**Problem to work on**
Would you set down every entry shown below, precisely as written?

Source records
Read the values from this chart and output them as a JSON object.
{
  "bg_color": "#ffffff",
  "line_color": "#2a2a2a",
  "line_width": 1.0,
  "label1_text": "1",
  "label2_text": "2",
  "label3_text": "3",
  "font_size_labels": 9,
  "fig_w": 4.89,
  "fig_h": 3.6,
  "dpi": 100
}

**Task result**
Read the values from this chart and output them as a JSON object.
{
  "bg_color": "#ffffff",
  "line_color": "#2a2a2a",
  "line_width": 1.0,
  "label1_text": "1",
  "label2_text": "2",
  "label3_text": "3",
  "font_size_labels": 9,
  "fig_w": 4.89,
  "fig_h": 3.6,
  "dpi": 100
}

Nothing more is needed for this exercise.